▶ **What is needed**
Quote all lines below exactly. Images stay out.

▶ **Stored records**
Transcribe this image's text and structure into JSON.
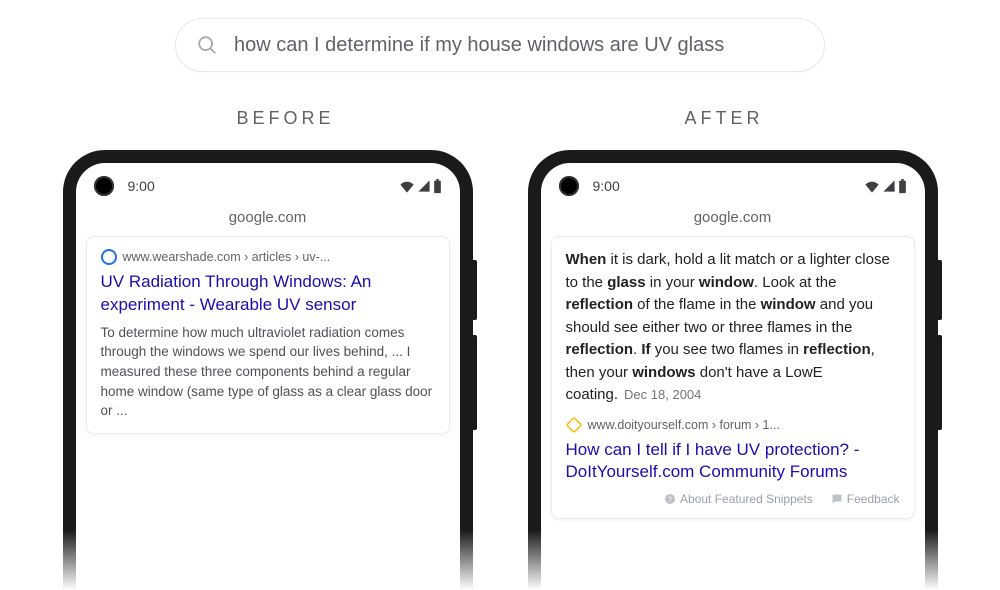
{
  "search": {
    "query": "how can I determine if my house windows are UV glass"
  },
  "labels": {
    "before": "BEFORE",
    "after": "AFTER"
  },
  "status": {
    "time": "9:00"
  },
  "domain": "google.com",
  "before": {
    "breadcrumb": "www.wearshade.com › articles › uv-...",
    "title": "UV Radiation Through Windows: An experiment - Wearable UV sensor",
    "snippet": "To determine how much ultraviolet radiation comes through the windows we spend our lives behind, ... I measured these three components behind a regular home window (same type of glass as a clear glass door or  ..."
  },
  "after": {
    "featured_parts": [
      {
        "t": "When",
        "b": true
      },
      {
        "t": " it is dark, hold a lit match or a lighter close to the "
      },
      {
        "t": "glass",
        "b": true
      },
      {
        "t": " in your "
      },
      {
        "t": "window",
        "b": true
      },
      {
        "t": ". Look at the "
      },
      {
        "t": "reflection",
        "b": true
      },
      {
        "t": " of the flame in the "
      },
      {
        "t": "window",
        "b": true
      },
      {
        "t": " and you should see either two or three flames in the "
      },
      {
        "t": "reflection",
        "b": true
      },
      {
        "t": ". "
      },
      {
        "t": "If",
        "b": true
      },
      {
        "t": " you see two flames in "
      },
      {
        "t": "reflection",
        "b": true
      },
      {
        "t": ", then your "
      },
      {
        "t": "windows",
        "b": true
      },
      {
        "t": " don't have a LowE coating."
      }
    ],
    "date": "Dec 18, 2004",
    "breadcrumb": "www.doityourself.com › forum › 1...",
    "title": "How can I tell if I have UV protection? - DoItYourself.com Community Forums",
    "about": "About Featured Snippets",
    "feedback": "Feedback"
  }
}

▶ **Expected answer**
Transcribe this image's text and structure into JSON.
{
  "search": {
    "query": "how can I determine if my house windows are UV glass"
  },
  "labels": {
    "before": "BEFORE",
    "after": "AFTER"
  },
  "status": {
    "time": "9:00"
  },
  "domain": "google.com",
  "before": {
    "breadcrumb": "www.wearshade.com › articles › uv-...",
    "title": "UV Radiation Through Windows: An experiment - Wearable UV sensor",
    "snippet": "To determine how much ultraviolet radiation comes through the windows we spend our lives behind, ... I measured these three components behind a regular home window (same type of glass as a clear glass door or  ..."
  },
  "after": {
    "featured_parts": [
      {
        "t": "When",
        "b": true
      },
      {
        "t": " it is dark, hold a lit match or a lighter close to the "
      },
      {
        "t": "glass",
        "b": true
      },
      {
        "t": " in your "
      },
      {
        "t": "window",
        "b": true
      },
      {
        "t": ". Look at the "
      },
      {
        "t": "reflection",
        "b": true
      },
      {
        "t": " of the flame in the "
      },
      {
        "t": "window",
        "b": true
      },
      {
        "t": " and you should see either two or three flames in the "
      },
      {
        "t": "reflection",
        "b": true
      },
      {
        "t": ". "
      },
      {
        "t": "If",
        "b": true
      },
      {
        "t": " you see two flames in "
      },
      {
        "t": "reflection",
        "b": true
      },
      {
        "t": ", then your "
      },
      {
        "t": "windows",
        "b": true
      },
      {
        "t": " don't have a LowE coating."
      }
    ],
    "date": "Dec 18, 2004",
    "breadcrumb": "www.doityourself.com › forum › 1...",
    "title": "How can I tell if I have UV protection? - DoItYourself.com Community Forums",
    "about": "About Featured Snippets",
    "feedback": "Feedback"
  }
}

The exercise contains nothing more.